**What is required:** Copy out the entries exactly, from the first line to the last.

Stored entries
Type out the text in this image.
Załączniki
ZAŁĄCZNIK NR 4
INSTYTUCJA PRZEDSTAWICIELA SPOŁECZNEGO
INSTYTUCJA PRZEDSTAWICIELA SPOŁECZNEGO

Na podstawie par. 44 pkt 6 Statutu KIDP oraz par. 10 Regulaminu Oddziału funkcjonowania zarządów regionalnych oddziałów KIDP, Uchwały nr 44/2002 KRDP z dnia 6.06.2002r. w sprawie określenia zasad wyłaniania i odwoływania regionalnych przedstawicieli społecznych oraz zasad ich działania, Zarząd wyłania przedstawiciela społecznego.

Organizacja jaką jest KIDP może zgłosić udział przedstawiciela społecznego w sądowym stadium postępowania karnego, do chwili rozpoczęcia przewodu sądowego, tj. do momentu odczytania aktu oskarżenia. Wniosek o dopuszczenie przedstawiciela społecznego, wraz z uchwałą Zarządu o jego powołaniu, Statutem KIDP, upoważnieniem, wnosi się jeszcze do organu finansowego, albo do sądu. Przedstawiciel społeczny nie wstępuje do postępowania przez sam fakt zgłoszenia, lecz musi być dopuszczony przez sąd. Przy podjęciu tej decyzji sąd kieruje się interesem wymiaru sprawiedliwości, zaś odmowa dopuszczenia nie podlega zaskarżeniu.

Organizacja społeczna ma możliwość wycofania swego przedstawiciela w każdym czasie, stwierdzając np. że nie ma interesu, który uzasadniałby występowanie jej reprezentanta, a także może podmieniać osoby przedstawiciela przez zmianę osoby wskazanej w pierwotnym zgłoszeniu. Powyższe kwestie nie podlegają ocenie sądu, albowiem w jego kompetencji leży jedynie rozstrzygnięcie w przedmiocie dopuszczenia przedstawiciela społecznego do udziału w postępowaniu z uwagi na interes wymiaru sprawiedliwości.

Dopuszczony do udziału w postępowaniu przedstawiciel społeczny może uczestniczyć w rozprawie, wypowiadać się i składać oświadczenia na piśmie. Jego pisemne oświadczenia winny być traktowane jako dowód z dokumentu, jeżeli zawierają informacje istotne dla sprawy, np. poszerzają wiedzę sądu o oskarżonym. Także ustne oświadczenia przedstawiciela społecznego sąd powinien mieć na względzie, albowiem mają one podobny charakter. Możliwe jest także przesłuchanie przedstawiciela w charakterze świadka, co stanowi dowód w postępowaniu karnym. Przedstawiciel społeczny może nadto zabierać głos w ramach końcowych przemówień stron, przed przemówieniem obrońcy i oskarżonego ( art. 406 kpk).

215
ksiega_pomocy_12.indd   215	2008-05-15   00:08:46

**Expected answer:**
Type out the text in this image.
Załączniki
ZAŁĄCZNIK NR 4
INSTYTUCJA PRZEDSTAWICIELA SPOŁECZNEGO
INSTYTUCJA PRZEDSTAWICIELA SPOŁECZNEGO

Na podstawie par. 44 pkt 6 Statutu KIDP oraz par. 10 Regulaminu Oddziału funkcjonowania zarządów regionalnych oddziałów KIDP, Uchwały nr 44/2002 KRDP z dnia 6.06.2002r. w sprawie określenia zasad wyłaniania i odwoływania regionalnych przedstawicieli społecznych oraz zasad ich działania, Zarząd wyłania przedstawiciela społecznego.

Organizacja jaką jest KIDP może zgłosić udział przedstawiciela społecznego w sądowym stadium postępowania karnego, do chwili rozpoczęcia przewodu sądowego, tj. do momentu odczytania aktu oskarżenia. Wniosek o dopuszczenie przedstawiciela społecznego, wraz z uchwałą Zarządu o jego powołaniu, Statutem KIDP, upoważnieniem, wnosi się jeszcze do organu finansowego, albo do sądu. Przedstawiciel społeczny nie wstępuje do postępowania przez sam fakt zgłoszenia, lecz musi być dopuszczony przez sąd. Przy podjęciu tej decyzji sąd kieruje się interesem wymiaru sprawiedliwości, zaś odmowa dopuszczenia nie podlega zaskarżeniu.

Organizacja społeczna ma możliwość wycofania swego przedstawiciela w każdym czasie, stwierdzając np. że nie ma interesu, który uzasadniałby występowanie jej reprezentanta, a także może podmieniać osoby przedstawiciela przez zmianę osoby wskazanej w pierwotnym zgłoszeniu. Powyższe kwestie nie podlegają ocenie sądu, albowiem w jego kompetencji leży jedynie rozstrzygnięcie w przedmiocie dopuszczenia przedstawiciela społecznego do udziału w postępowaniu z uwagi na interes wymiaru sprawiedliwości.

Dopuszczony do udziału w postępowaniu przedstawiciel społeczny może uczestniczyć w rozprawie, wypowiadać się i składać oświadczenia na piśmie. Jego pisemne oświadczenia winny być traktowane jako dowód z dokumentu, jeżeli zawierają informacje istotne dla sprawy, np. poszerzają wiedzę sądu o oskarżonym. Także ustne oświadczenia przedstawiciela społecznego sąd powinien mieć na względzie, albowiem mają one podobny charakter. Możliwe jest także przesłuchanie przedstawiciela w charakterze świadka, co stanowi dowód w postępowaniu karnym. Przedstawiciel społeczny może nadto zabierać głos w ramach końcowych przemówień stron, przed przemówieniem obrońcy i oskarżonego ( art. 406 kpk).

215
ksiega_pomocy_12.indd   215	2008-05-15   00:08:46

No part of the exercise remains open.